Material to process -
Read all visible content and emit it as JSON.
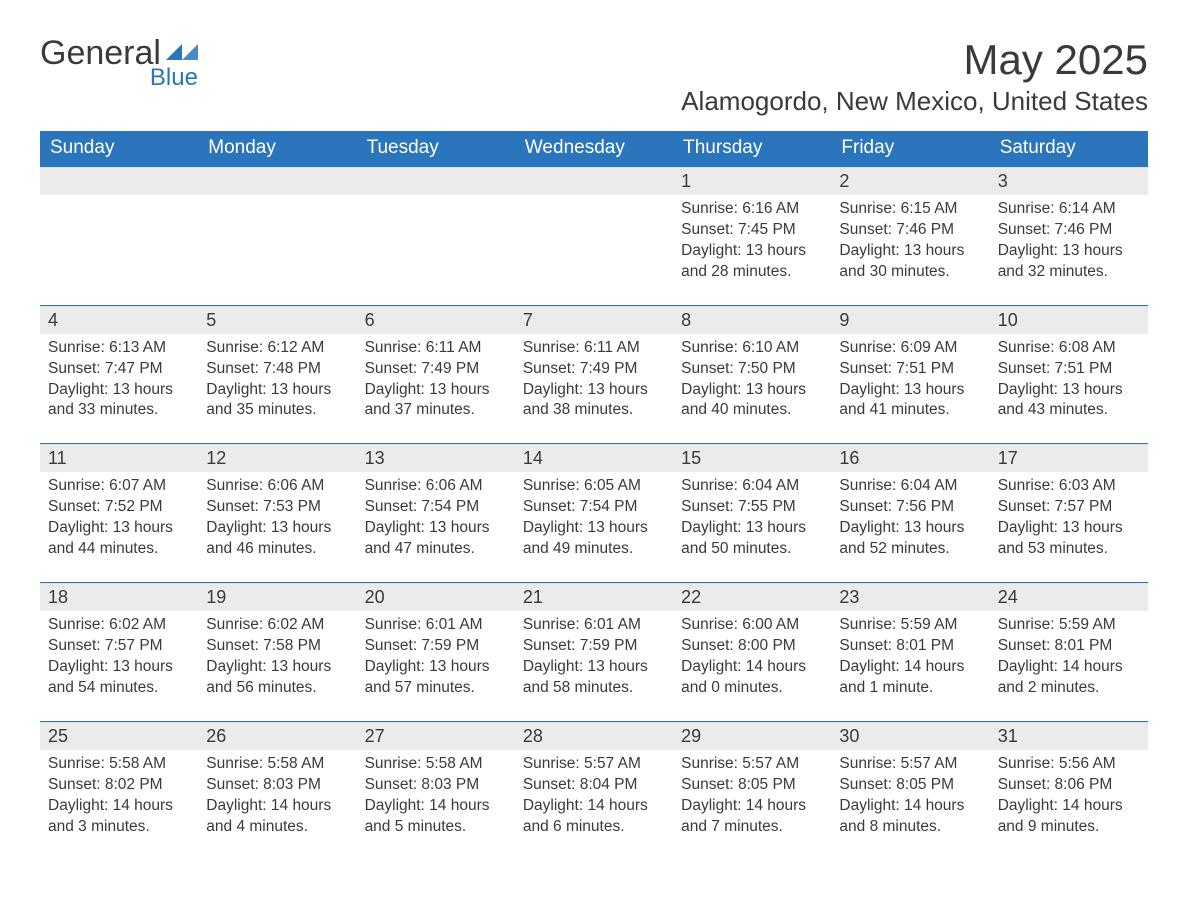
{
  "brand": {
    "name_part1": "General",
    "name_part2": "Blue",
    "icon_color": "#2a75bb",
    "text_color": "#3a3a3a"
  },
  "title": "May 2025",
  "location": "Alamogordo, New Mexico, United States",
  "colors": {
    "header_bg": "#2a75bb",
    "header_text": "#ffffff",
    "daynum_bg": "#ebebeb",
    "body_text": "#3a3a3a",
    "page_bg": "#ffffff",
    "week_sep": "#2a75bb"
  },
  "typography": {
    "title_fontsize": 42,
    "location_fontsize": 26,
    "dayheader_fontsize": 19,
    "daynum_fontsize": 18,
    "content_fontsize": 15.5,
    "font_family": "Segoe UI, Arial, sans-serif"
  },
  "day_headers": [
    "Sunday",
    "Monday",
    "Tuesday",
    "Wednesday",
    "Thursday",
    "Friday",
    "Saturday"
  ],
  "weeks": [
    [
      null,
      null,
      null,
      null,
      {
        "d": "1",
        "sunrise": "6:16 AM",
        "sunset": "7:45 PM",
        "daylight": "13 hours and 28 minutes."
      },
      {
        "d": "2",
        "sunrise": "6:15 AM",
        "sunset": "7:46 PM",
        "daylight": "13 hours and 30 minutes."
      },
      {
        "d": "3",
        "sunrise": "6:14 AM",
        "sunset": "7:46 PM",
        "daylight": "13 hours and 32 minutes."
      }
    ],
    [
      {
        "d": "4",
        "sunrise": "6:13 AM",
        "sunset": "7:47 PM",
        "daylight": "13 hours and 33 minutes."
      },
      {
        "d": "5",
        "sunrise": "6:12 AM",
        "sunset": "7:48 PM",
        "daylight": "13 hours and 35 minutes."
      },
      {
        "d": "6",
        "sunrise": "6:11 AM",
        "sunset": "7:49 PM",
        "daylight": "13 hours and 37 minutes."
      },
      {
        "d": "7",
        "sunrise": "6:11 AM",
        "sunset": "7:49 PM",
        "daylight": "13 hours and 38 minutes."
      },
      {
        "d": "8",
        "sunrise": "6:10 AM",
        "sunset": "7:50 PM",
        "daylight": "13 hours and 40 minutes."
      },
      {
        "d": "9",
        "sunrise": "6:09 AM",
        "sunset": "7:51 PM",
        "daylight": "13 hours and 41 minutes."
      },
      {
        "d": "10",
        "sunrise": "6:08 AM",
        "sunset": "7:51 PM",
        "daylight": "13 hours and 43 minutes."
      }
    ],
    [
      {
        "d": "11",
        "sunrise": "6:07 AM",
        "sunset": "7:52 PM",
        "daylight": "13 hours and 44 minutes."
      },
      {
        "d": "12",
        "sunrise": "6:06 AM",
        "sunset": "7:53 PM",
        "daylight": "13 hours and 46 minutes."
      },
      {
        "d": "13",
        "sunrise": "6:06 AM",
        "sunset": "7:54 PM",
        "daylight": "13 hours and 47 minutes."
      },
      {
        "d": "14",
        "sunrise": "6:05 AM",
        "sunset": "7:54 PM",
        "daylight": "13 hours and 49 minutes."
      },
      {
        "d": "15",
        "sunrise": "6:04 AM",
        "sunset": "7:55 PM",
        "daylight": "13 hours and 50 minutes."
      },
      {
        "d": "16",
        "sunrise": "6:04 AM",
        "sunset": "7:56 PM",
        "daylight": "13 hours and 52 minutes."
      },
      {
        "d": "17",
        "sunrise": "6:03 AM",
        "sunset": "7:57 PM",
        "daylight": "13 hours and 53 minutes."
      }
    ],
    [
      {
        "d": "18",
        "sunrise": "6:02 AM",
        "sunset": "7:57 PM",
        "daylight": "13 hours and 54 minutes."
      },
      {
        "d": "19",
        "sunrise": "6:02 AM",
        "sunset": "7:58 PM",
        "daylight": "13 hours and 56 minutes."
      },
      {
        "d": "20",
        "sunrise": "6:01 AM",
        "sunset": "7:59 PM",
        "daylight": "13 hours and 57 minutes."
      },
      {
        "d": "21",
        "sunrise": "6:01 AM",
        "sunset": "7:59 PM",
        "daylight": "13 hours and 58 minutes."
      },
      {
        "d": "22",
        "sunrise": "6:00 AM",
        "sunset": "8:00 PM",
        "daylight": "14 hours and 0 minutes."
      },
      {
        "d": "23",
        "sunrise": "5:59 AM",
        "sunset": "8:01 PM",
        "daylight": "14 hours and 1 minute."
      },
      {
        "d": "24",
        "sunrise": "5:59 AM",
        "sunset": "8:01 PM",
        "daylight": "14 hours and 2 minutes."
      }
    ],
    [
      {
        "d": "25",
        "sunrise": "5:58 AM",
        "sunset": "8:02 PM",
        "daylight": "14 hours and 3 minutes."
      },
      {
        "d": "26",
        "sunrise": "5:58 AM",
        "sunset": "8:03 PM",
        "daylight": "14 hours and 4 minutes."
      },
      {
        "d": "27",
        "sunrise": "5:58 AM",
        "sunset": "8:03 PM",
        "daylight": "14 hours and 5 minutes."
      },
      {
        "d": "28",
        "sunrise": "5:57 AM",
        "sunset": "8:04 PM",
        "daylight": "14 hours and 6 minutes."
      },
      {
        "d": "29",
        "sunrise": "5:57 AM",
        "sunset": "8:05 PM",
        "daylight": "14 hours and 7 minutes."
      },
      {
        "d": "30",
        "sunrise": "5:57 AM",
        "sunset": "8:05 PM",
        "daylight": "14 hours and 8 minutes."
      },
      {
        "d": "31",
        "sunrise": "5:56 AM",
        "sunset": "8:06 PM",
        "daylight": "14 hours and 9 minutes."
      }
    ]
  ],
  "labels": {
    "sunrise": "Sunrise: ",
    "sunset": "Sunset: ",
    "daylight": "Daylight: "
  }
}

Written request -
Quote each record exactly as it stands, minus the pictures.

Answer below -
Read all visible content and emit it as JSON.
{
  "brand": {
    "name_part1": "General",
    "name_part2": "Blue",
    "icon_color": "#2a75bb",
    "text_color": "#3a3a3a"
  },
  "title": "May 2025",
  "location": "Alamogordo, New Mexico, United States",
  "colors": {
    "header_bg": "#2a75bb",
    "header_text": "#ffffff",
    "daynum_bg": "#ebebeb",
    "body_text": "#3a3a3a",
    "page_bg": "#ffffff",
    "week_sep": "#2a75bb"
  },
  "typography": {
    "title_fontsize": 42,
    "location_fontsize": 26,
    "dayheader_fontsize": 19,
    "daynum_fontsize": 18,
    "content_fontsize": 15.5,
    "font_family": "Segoe UI, Arial, sans-serif"
  },
  "day_headers": [
    "Sunday",
    "Monday",
    "Tuesday",
    "Wednesday",
    "Thursday",
    "Friday",
    "Saturday"
  ],
  "weeks": [
    [
      null,
      null,
      null,
      null,
      {
        "d": "1",
        "sunrise": "6:16 AM",
        "sunset": "7:45 PM",
        "daylight": "13 hours and 28 minutes."
      },
      {
        "d": "2",
        "sunrise": "6:15 AM",
        "sunset": "7:46 PM",
        "daylight": "13 hours and 30 minutes."
      },
      {
        "d": "3",
        "sunrise": "6:14 AM",
        "sunset": "7:46 PM",
        "daylight": "13 hours and 32 minutes."
      }
    ],
    [
      {
        "d": "4",
        "sunrise": "6:13 AM",
        "sunset": "7:47 PM",
        "daylight": "13 hours and 33 minutes."
      },
      {
        "d": "5",
        "sunrise": "6:12 AM",
        "sunset": "7:48 PM",
        "daylight": "13 hours and 35 minutes."
      },
      {
        "d": "6",
        "sunrise": "6:11 AM",
        "sunset": "7:49 PM",
        "daylight": "13 hours and 37 minutes."
      },
      {
        "d": "7",
        "sunrise": "6:11 AM",
        "sunset": "7:49 PM",
        "daylight": "13 hours and 38 minutes."
      },
      {
        "d": "8",
        "sunrise": "6:10 AM",
        "sunset": "7:50 PM",
        "daylight": "13 hours and 40 minutes."
      },
      {
        "d": "9",
        "sunrise": "6:09 AM",
        "sunset": "7:51 PM",
        "daylight": "13 hours and 41 minutes."
      },
      {
        "d": "10",
        "sunrise": "6:08 AM",
        "sunset": "7:51 PM",
        "daylight": "13 hours and 43 minutes."
      }
    ],
    [
      {
        "d": "11",
        "sunrise": "6:07 AM",
        "sunset": "7:52 PM",
        "daylight": "13 hours and 44 minutes."
      },
      {
        "d": "12",
        "sunrise": "6:06 AM",
        "sunset": "7:53 PM",
        "daylight": "13 hours and 46 minutes."
      },
      {
        "d": "13",
        "sunrise": "6:06 AM",
        "sunset": "7:54 PM",
        "daylight": "13 hours and 47 minutes."
      },
      {
        "d": "14",
        "sunrise": "6:05 AM",
        "sunset": "7:54 PM",
        "daylight": "13 hours and 49 minutes."
      },
      {
        "d": "15",
        "sunrise": "6:04 AM",
        "sunset": "7:55 PM",
        "daylight": "13 hours and 50 minutes."
      },
      {
        "d": "16",
        "sunrise": "6:04 AM",
        "sunset": "7:56 PM",
        "daylight": "13 hours and 52 minutes."
      },
      {
        "d": "17",
        "sunrise": "6:03 AM",
        "sunset": "7:57 PM",
        "daylight": "13 hours and 53 minutes."
      }
    ],
    [
      {
        "d": "18",
        "sunrise": "6:02 AM",
        "sunset": "7:57 PM",
        "daylight": "13 hours and 54 minutes."
      },
      {
        "d": "19",
        "sunrise": "6:02 AM",
        "sunset": "7:58 PM",
        "daylight": "13 hours and 56 minutes."
      },
      {
        "d": "20",
        "sunrise": "6:01 AM",
        "sunset": "7:59 PM",
        "daylight": "13 hours and 57 minutes."
      },
      {
        "d": "21",
        "sunrise": "6:01 AM",
        "sunset": "7:59 PM",
        "daylight": "13 hours and 58 minutes."
      },
      {
        "d": "22",
        "sunrise": "6:00 AM",
        "sunset": "8:00 PM",
        "daylight": "14 hours and 0 minutes."
      },
      {
        "d": "23",
        "sunrise": "5:59 AM",
        "sunset": "8:01 PM",
        "daylight": "14 hours and 1 minute."
      },
      {
        "d": "24",
        "sunrise": "5:59 AM",
        "sunset": "8:01 PM",
        "daylight": "14 hours and 2 minutes."
      }
    ],
    [
      {
        "d": "25",
        "sunrise": "5:58 AM",
        "sunset": "8:02 PM",
        "daylight": "14 hours and 3 minutes."
      },
      {
        "d": "26",
        "sunrise": "5:58 AM",
        "sunset": "8:03 PM",
        "daylight": "14 hours and 4 minutes."
      },
      {
        "d": "27",
        "sunrise": "5:58 AM",
        "sunset": "8:03 PM",
        "daylight": "14 hours and 5 minutes."
      },
      {
        "d": "28",
        "sunrise": "5:57 AM",
        "sunset": "8:04 PM",
        "daylight": "14 hours and 6 minutes."
      },
      {
        "d": "29",
        "sunrise": "5:57 AM",
        "sunset": "8:05 PM",
        "daylight": "14 hours and 7 minutes."
      },
      {
        "d": "30",
        "sunrise": "5:57 AM",
        "sunset": "8:05 PM",
        "daylight": "14 hours and 8 minutes."
      },
      {
        "d": "31",
        "sunrise": "5:56 AM",
        "sunset": "8:06 PM",
        "daylight": "14 hours and 9 minutes."
      }
    ]
  ],
  "labels": {
    "sunrise": "Sunrise: ",
    "sunset": "Sunset: ",
    "daylight": "Daylight: "
  }
}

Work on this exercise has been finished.